Work instructions
Could you extract every line of the entries below, copying each one character for character, and omit the pictures from your answer?

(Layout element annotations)
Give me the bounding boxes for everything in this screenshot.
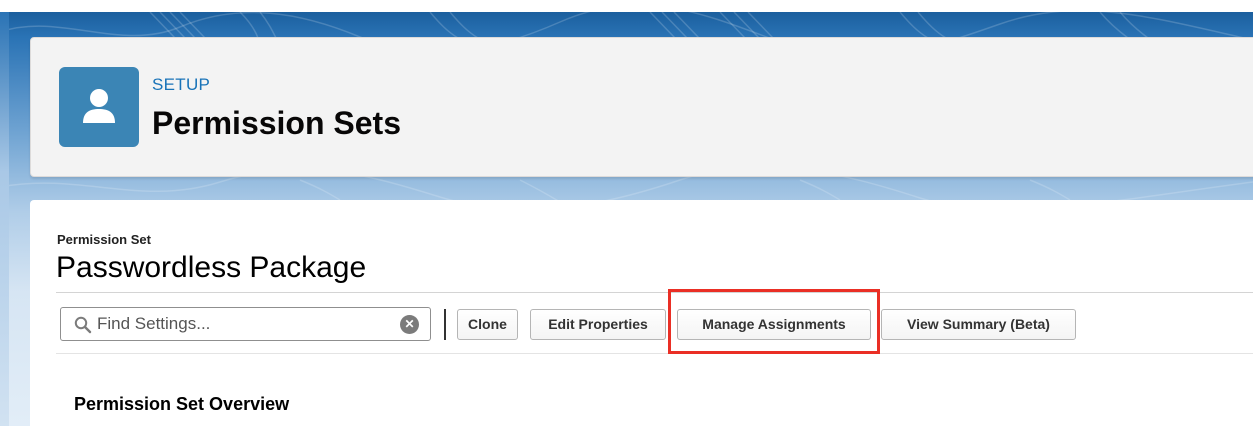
find-settings-search[interactable]: ✕	[60, 307, 431, 341]
setup-label: SETUP	[152, 75, 211, 94]
highlight-annotation	[668, 289, 880, 354]
clone-button[interactable]: Clone	[457, 309, 518, 340]
page-title: Permission Sets	[152, 105, 401, 141]
overview-heading: Permission Set Overview	[74, 394, 290, 414]
user-icon	[83, 89, 115, 123]
record-name: Passwordless Package	[56, 251, 367, 284]
toolbar-bottom-divider	[56, 353, 1253, 354]
edit-properties-button[interactable]: Edit Properties	[530, 309, 666, 340]
search-icon	[74, 316, 92, 334]
toolbar-separator	[444, 309, 446, 340]
search-input[interactable]	[97, 311, 397, 337]
record-type-label: Permission Set	[57, 232, 151, 247]
left-edge-strip	[0, 12, 9, 426]
header-icon-tile	[59, 67, 139, 147]
toolbar-top-divider	[56, 292, 1253, 293]
clear-icon[interactable]: ✕	[400, 315, 419, 334]
view-summary-button[interactable]: View Summary (Beta)	[881, 309, 1076, 340]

The answer
Give me the bounding boxes for everything in this screenshot.
find-settings-search[interactable]: ✕	[60, 307, 431, 341]
setup-label: SETUP	[152, 75, 211, 94]
highlight-annotation	[668, 289, 880, 354]
clone-button[interactable]: Clone	[457, 309, 518, 340]
page-title: Permission Sets	[152, 105, 401, 141]
overview-heading: Permission Set Overview	[74, 394, 290, 414]
user-icon	[83, 89, 115, 123]
record-name: Passwordless Package	[56, 251, 367, 284]
toolbar-bottom-divider	[56, 353, 1253, 354]
edit-properties-button[interactable]: Edit Properties	[530, 309, 666, 340]
search-icon	[74, 316, 92, 334]
toolbar-separator	[444, 309, 446, 340]
search-input[interactable]	[97, 311, 397, 337]
record-type-label: Permission Set	[57, 232, 151, 247]
left-edge-strip	[0, 12, 9, 426]
header-icon-tile	[59, 67, 139, 147]
toolbar-top-divider	[56, 292, 1253, 293]
clear-icon[interactable]: ✕	[400, 315, 419, 334]
view-summary-button[interactable]: View Summary (Beta)	[881, 309, 1076, 340]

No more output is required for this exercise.